Instructions for the task: Copy out every line below word for word, leaving out the pictures.

Record set:

- - - -

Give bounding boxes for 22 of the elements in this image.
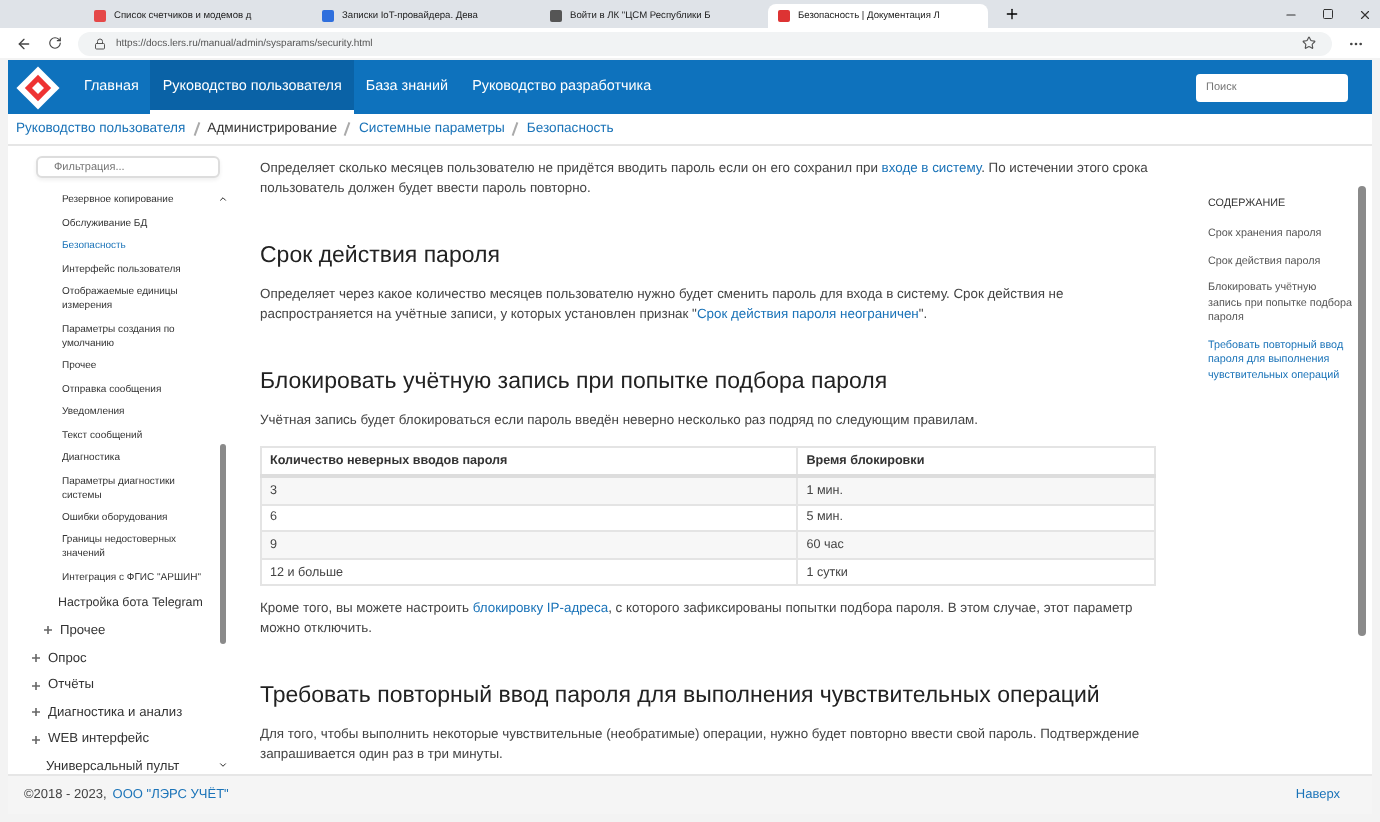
scrollbar[interactable] (218, 194, 228, 770)
star-icon[interactable] (1302, 36, 1316, 50)
section-heading: Блокировать учётную запись при попытке подбора пароля (260, 368, 890, 396)
section-heading: Требовать повторный ввод пароля для выполнения чувствительных операций (260, 682, 1102, 711)
lock-icon (94, 37, 106, 49)
plus-icon (32, 681, 40, 690)
scroll-up-icon[interactable] (218, 194, 228, 204)
favicon-icon (550, 10, 562, 22)
maximize-icon[interactable] (1322, 7, 1334, 19)
favicon-icon (778, 10, 790, 22)
new-tab-icon[interactable] (1004, 6, 1020, 22)
plus-icon (44, 626, 52, 635)
favicon-icon (94, 10, 106, 22)
plus-icon (32, 654, 40, 663)
favicon-icon (322, 10, 334, 22)
scroll-down-icon[interactable] (218, 760, 228, 770)
section-heading: Срок действия пароля (260, 242, 502, 270)
refresh-icon[interactable] (48, 36, 62, 50)
close-icon[interactable] (1358, 7, 1372, 21)
back-icon[interactable] (16, 35, 32, 51)
plus-icon (32, 708, 40, 717)
plus-icon (32, 735, 40, 744)
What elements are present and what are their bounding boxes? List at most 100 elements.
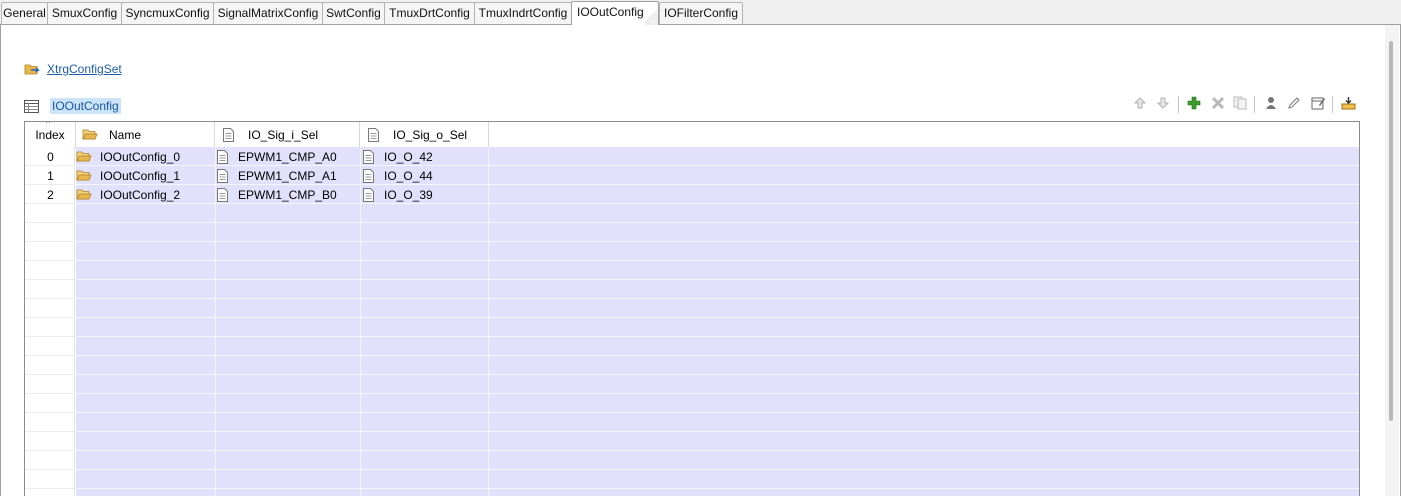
table-row[interactable]: 1 IOOutConfig_1 EPWM1_CMP_A1 IO_O_44 xyxy=(25,166,1359,185)
row-separator xyxy=(25,260,1359,261)
table-row[interactable]: 0 IOOutConfig_0 EPWM1_CMP_A0 IO_O_42 xyxy=(25,147,1359,166)
section-heading: IOOutConfig xyxy=(24,97,121,115)
tab-tmux-indrt-config[interactable]: TmuxIndrtConfig xyxy=(474,2,572,24)
row-separator xyxy=(25,298,1359,299)
tab-strip: General SmuxConfig SyncmuxConfig SignalM… xyxy=(0,0,1401,25)
index-row-separator xyxy=(25,241,75,242)
index-row-separator xyxy=(25,431,75,432)
pencil-icon xyxy=(1287,96,1301,113)
user-button[interactable] xyxy=(1262,95,1280,113)
tab-swt-config[interactable]: SwtConfig xyxy=(322,2,385,24)
column-header-index[interactable]: ^ Index xyxy=(25,122,76,147)
row-index: 2 xyxy=(47,187,54,202)
row-separator xyxy=(25,336,1359,337)
index-row-separator xyxy=(25,450,75,451)
arrow-down-icon xyxy=(1156,96,1170,113)
row-sig-i-cell[interactable]: EPWM1_CMP_B0 xyxy=(215,185,360,204)
row-separator xyxy=(25,165,1359,166)
tab-io-filter-config[interactable]: IOFilterConfig xyxy=(659,2,743,24)
row-sig-i-cell[interactable]: EPWM1_CMP_A1 xyxy=(215,166,360,185)
parent-link-row: XtrgConfigSet xyxy=(24,60,122,78)
table-row[interactable]: 2 IOOutConfig_2 EPWM1_CMP_B0 IO_O_39 xyxy=(25,185,1359,204)
row-sig-o-cell[interactable]: IO_O_42 xyxy=(360,147,489,166)
scrollbar-thumb[interactable] xyxy=(1389,41,1393,421)
index-row-separator xyxy=(25,412,75,413)
index-row-separator xyxy=(25,203,75,204)
row-name: IOOutConfig_2 xyxy=(100,187,181,202)
document-icon xyxy=(368,127,379,142)
folder-open-icon xyxy=(76,150,92,163)
row-sig-i: EPWM1_CMP_B0 xyxy=(238,187,337,202)
folder-link-icon xyxy=(24,62,40,76)
edit-table-button[interactable] xyxy=(1309,95,1327,113)
delete-button[interactable] xyxy=(1209,95,1227,113)
tab-general[interactable]: General xyxy=(1,2,48,24)
add-button[interactable] xyxy=(1185,95,1203,113)
row-separator xyxy=(25,393,1359,394)
table-body: 0 IOOutConfig_0 EPWM1_CMP_A0 IO_O_42 1 I… xyxy=(25,147,1359,496)
row-sig-o: IO_O_42 xyxy=(384,149,433,164)
column-header-io-sig-i-sel[interactable]: IO_Sig_i_Sel xyxy=(215,122,360,147)
column-header-io-sig-o-sel[interactable]: IO_Sig_o_Sel xyxy=(360,122,489,147)
section-title: IOOutConfig xyxy=(50,98,121,114)
parent-link[interactable]: XtrgConfigSet xyxy=(47,62,122,76)
tab-io-out-config[interactable]: IOOutConfig xyxy=(571,1,659,25)
row-name-cell[interactable]: IOOutConfig_0 xyxy=(76,147,215,166)
index-row-separator xyxy=(25,184,75,185)
copy-button[interactable] xyxy=(1231,95,1249,113)
index-row-separator xyxy=(25,317,75,318)
row-sig-o: IO_O_44 xyxy=(384,168,433,183)
toolbar-separator xyxy=(1254,96,1255,113)
vertical-scrollbar[interactable] xyxy=(1385,25,1399,496)
index-row-separator xyxy=(25,336,75,337)
move-up-button[interactable] xyxy=(1131,95,1149,113)
row-separator xyxy=(25,412,1359,413)
document-icon xyxy=(223,127,234,142)
index-row-separator xyxy=(25,393,75,394)
index-row-separator xyxy=(25,279,75,280)
index-row-separator xyxy=(25,222,75,223)
tab-smux-config[interactable]: SmuxConfig xyxy=(47,2,122,24)
table-icon xyxy=(24,99,39,113)
row-separator xyxy=(25,355,1359,356)
row-separator xyxy=(25,469,1359,470)
row-sig-i-cell[interactable]: EPWM1_CMP_A0 xyxy=(215,147,360,166)
edit-table-icon xyxy=(1311,96,1326,113)
row-separator xyxy=(25,374,1359,375)
index-row-separator xyxy=(25,469,75,470)
row-separator xyxy=(25,431,1359,432)
column-label: Index xyxy=(35,127,65,142)
row-separator xyxy=(25,184,1359,185)
row-name-cell[interactable]: IOOutConfig_1 xyxy=(76,166,215,185)
toolbar-separator xyxy=(1178,96,1179,113)
folder-open-icon xyxy=(76,188,92,201)
index-row-separator xyxy=(25,488,75,489)
folder-open-icon xyxy=(76,169,92,182)
row-separator xyxy=(25,279,1359,280)
tab-signal-matrix-config[interactable]: SignalMatrixConfig xyxy=(213,2,323,24)
move-down-button[interactable] xyxy=(1154,95,1172,113)
tab-tmux-drt-config[interactable]: TmuxDrtConfig xyxy=(384,2,475,24)
column-header-name[interactable]: Name xyxy=(76,122,215,147)
column-label: IO_Sig_i_Sel xyxy=(248,127,319,142)
tab-syncmux-config[interactable]: SyncmuxConfig xyxy=(121,2,214,24)
folder-open-icon xyxy=(82,128,98,141)
copy-icon xyxy=(1233,96,1247,113)
row-sig-o-cell[interactable]: IO_O_39 xyxy=(360,185,489,204)
plus-icon xyxy=(1187,96,1201,113)
row-separator xyxy=(25,450,1359,451)
row-sig-i: EPWM1_CMP_A1 xyxy=(238,168,337,183)
index-row-separator xyxy=(25,260,75,261)
import-button[interactable] xyxy=(1339,95,1357,113)
document-icon xyxy=(363,168,374,183)
document-icon xyxy=(363,187,374,202)
edit-button[interactable] xyxy=(1285,95,1303,113)
row-index: 0 xyxy=(47,149,54,164)
row-name-cell[interactable]: IOOutConfig_2 xyxy=(76,185,215,204)
row-sig-o: IO_O_39 xyxy=(384,187,433,202)
table-header: ^ Index Name IO_Sig_i_Sel IO_Sig_o_Sel xyxy=(25,122,1359,148)
row-separator xyxy=(25,241,1359,242)
row-sig-o-cell[interactable]: IO_O_44 xyxy=(360,166,489,185)
document-icon xyxy=(217,149,228,164)
index-row-separator xyxy=(25,165,75,166)
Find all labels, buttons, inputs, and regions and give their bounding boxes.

- - - -

Task response:
Give bounding boxes for 22 of the elements in this image.
scrollbar[interactable] (218, 194, 228, 770)
star-icon[interactable] (1302, 36, 1316, 50)
section-heading: Блокировать учётную запись при попытке подбора пароля (260, 368, 890, 396)
section-heading: Требовать повторный ввод пароля для выполнения чувствительных операций (260, 682, 1102, 711)
lock-icon (94, 37, 106, 49)
plus-icon (32, 681, 40, 690)
scroll-up-icon[interactable] (218, 194, 228, 204)
favicon-icon (550, 10, 562, 22)
maximize-icon[interactable] (1322, 7, 1334, 19)
favicon-icon (778, 10, 790, 22)
new-tab-icon[interactable] (1004, 6, 1020, 22)
plus-icon (44, 626, 52, 635)
favicon-icon (94, 10, 106, 22)
plus-icon (32, 654, 40, 663)
favicon-icon (322, 10, 334, 22)
scroll-down-icon[interactable] (218, 760, 228, 770)
section-heading: Срок действия пароля (260, 242, 502, 270)
refresh-icon[interactable] (48, 36, 62, 50)
close-icon[interactable] (1358, 7, 1372, 21)
back-icon[interactable] (16, 35, 32, 51)
plus-icon (32, 708, 40, 717)
plus-icon (32, 735, 40, 744)
What elements are present and what are their bounding boxes? List at most 100 elements.
table-row[interactable]: 1 IOOutConfig_1 EPWM1_CMP_A1 IO_O_44 xyxy=(25,166,1359,185)
row-separator xyxy=(25,260,1359,261)
table-row[interactable]: 0 IOOutConfig_0 EPWM1_CMP_A0 IO_O_42 xyxy=(25,147,1359,166)
section-heading: IOOutConfig xyxy=(24,97,121,115)
tab-tmux-indrt-config[interactable]: TmuxIndrtConfig xyxy=(474,2,572,24)
row-separator xyxy=(25,298,1359,299)
tab-strip: General SmuxConfig SyncmuxConfig SignalM… xyxy=(0,0,1401,25)
index-row-separator xyxy=(25,241,75,242)
index-row-separator xyxy=(25,431,75,432)
pencil-icon xyxy=(1287,96,1301,113)
user-button[interactable] xyxy=(1262,95,1280,113)
tab-swt-config[interactable]: SwtConfig xyxy=(322,2,385,24)
column-header-index[interactable]: ^ Index xyxy=(25,122,76,147)
row-index: 2 xyxy=(47,187,54,202)
row-separator xyxy=(25,336,1359,337)
index-row-separator xyxy=(25,450,75,451)
arrow-down-icon xyxy=(1156,96,1170,113)
row-sig-i-cell[interactable]: EPWM1_CMP_B0 xyxy=(215,185,360,204)
row-separator xyxy=(25,165,1359,166)
tab-io-filter-config[interactable]: IOFilterConfig xyxy=(659,2,743,24)
row-sig-i-cell[interactable]: EPWM1_CMP_A1 xyxy=(215,166,360,185)
parent-link-row: XtrgConfigSet xyxy=(24,60,122,78)
table-row[interactable]: 2 IOOutConfig_2 EPWM1_CMP_B0 IO_O_39 xyxy=(25,185,1359,204)
row-sig-o-cell[interactable]: IO_O_42 xyxy=(360,147,489,166)
scrollbar-thumb[interactable] xyxy=(1389,41,1393,421)
index-row-separator xyxy=(25,412,75,413)
index-row-separator xyxy=(25,203,75,204)
row-name: IOOutConfig_2 xyxy=(100,187,181,202)
document-icon xyxy=(368,127,379,142)
folder-open-icon xyxy=(76,150,92,163)
row-sig-i: EPWM1_CMP_B0 xyxy=(238,187,337,202)
folder-link-icon xyxy=(24,62,40,76)
edit-table-button[interactable] xyxy=(1309,95,1327,113)
delete-button[interactable] xyxy=(1209,95,1227,113)
tab-general[interactable]: General xyxy=(1,2,48,24)
add-button[interactable] xyxy=(1185,95,1203,113)
row-separator xyxy=(25,393,1359,394)
table-body: 0 IOOutConfig_0 EPWM1_CMP_A0 IO_O_42 1 I… xyxy=(25,147,1359,496)
row-sig-o: IO_O_42 xyxy=(384,149,433,164)
column-header-io-sig-i-sel[interactable]: IO_Sig_i_Sel xyxy=(215,122,360,147)
column-header-io-sig-o-sel[interactable]: IO_Sig_o_Sel xyxy=(360,122,489,147)
section-title: IOOutConfig xyxy=(50,98,121,114)
parent-link[interactable]: XtrgConfigSet xyxy=(47,62,122,76)
tab-io-out-config[interactable]: IOOutConfig xyxy=(571,1,659,25)
row-name-cell[interactable]: IOOutConfig_0 xyxy=(76,147,215,166)
index-row-separator xyxy=(25,184,75,185)
copy-button[interactable] xyxy=(1231,95,1249,113)
index-row-separator xyxy=(25,317,75,318)
row-sig-o: IO_O_44 xyxy=(384,168,433,183)
toolbar-separator xyxy=(1254,96,1255,113)
vertical-scrollbar[interactable] xyxy=(1385,25,1399,496)
index-row-separator xyxy=(25,336,75,337)
move-up-button[interactable] xyxy=(1131,95,1149,113)
row-separator xyxy=(25,412,1359,413)
document-icon xyxy=(223,127,234,142)
index-row-separator xyxy=(25,393,75,394)
index-row-separator xyxy=(25,279,75,280)
index-row-separator xyxy=(25,222,75,223)
tab-smux-config[interactable]: SmuxConfig xyxy=(47,2,122,24)
table-icon xyxy=(24,99,39,113)
row-separator xyxy=(25,355,1359,356)
row-separator xyxy=(25,469,1359,470)
row-sig-i-cell[interactable]: EPWM1_CMP_A0 xyxy=(215,147,360,166)
edit-table-icon xyxy=(1311,96,1326,113)
row-separator xyxy=(25,374,1359,375)
index-row-separator xyxy=(25,469,75,470)
row-separator xyxy=(25,431,1359,432)
column-label: Index xyxy=(35,127,65,142)
row-separator xyxy=(25,184,1359,185)
row-name-cell[interactable]: IOOutConfig_1 xyxy=(76,166,215,185)
toolbar-separator xyxy=(1178,96,1179,113)
folder-open-icon xyxy=(76,188,92,201)
index-row-separator xyxy=(25,488,75,489)
folder-open-icon xyxy=(76,169,92,182)
row-separator xyxy=(25,279,1359,280)
tab-signal-matrix-config[interactable]: SignalMatrixConfig xyxy=(213,2,323,24)
move-down-button[interactable] xyxy=(1154,95,1172,113)
tab-tmux-drt-config[interactable]: TmuxDrtConfig xyxy=(384,2,475,24)
column-header-name[interactable]: Name xyxy=(76,122,215,147)
column-label: IO_Sig_i_Sel xyxy=(248,127,319,142)
tab-syncmux-config[interactable]: SyncmuxConfig xyxy=(121,2,214,24)
folder-open-icon xyxy=(82,128,98,141)
copy-icon xyxy=(1233,96,1247,113)
row-sig-o-cell[interactable]: IO_O_39 xyxy=(360,185,489,204)
plus-icon xyxy=(1187,96,1201,113)
row-separator xyxy=(25,450,1359,451)
row-sig-i: EPWM1_CMP_A1 xyxy=(238,168,337,183)
index-row-separator xyxy=(25,260,75,261)
import-button[interactable] xyxy=(1339,95,1357,113)
document-icon xyxy=(363,168,374,183)
document-icon xyxy=(363,187,374,202)
edit-button[interactable] xyxy=(1285,95,1303,113)
row-index: 0 xyxy=(47,149,54,164)
row-name-cell[interactable]: IOOutConfig_2 xyxy=(76,185,215,204)
row-sig-o: IO_O_39 xyxy=(384,187,433,202)
table-header: ^ Index Name IO_Sig_i_Sel IO_Sig_o_Sel xyxy=(25,122,1359,148)
row-separator xyxy=(25,241,1359,242)
row-sig-o-cell[interactable]: IO_O_44 xyxy=(360,166,489,185)
document-icon xyxy=(217,149,228,164)
index-row-separator xyxy=(25,165,75,166)
Find all labels, buttons, inputs, and regions and give their bounding boxes.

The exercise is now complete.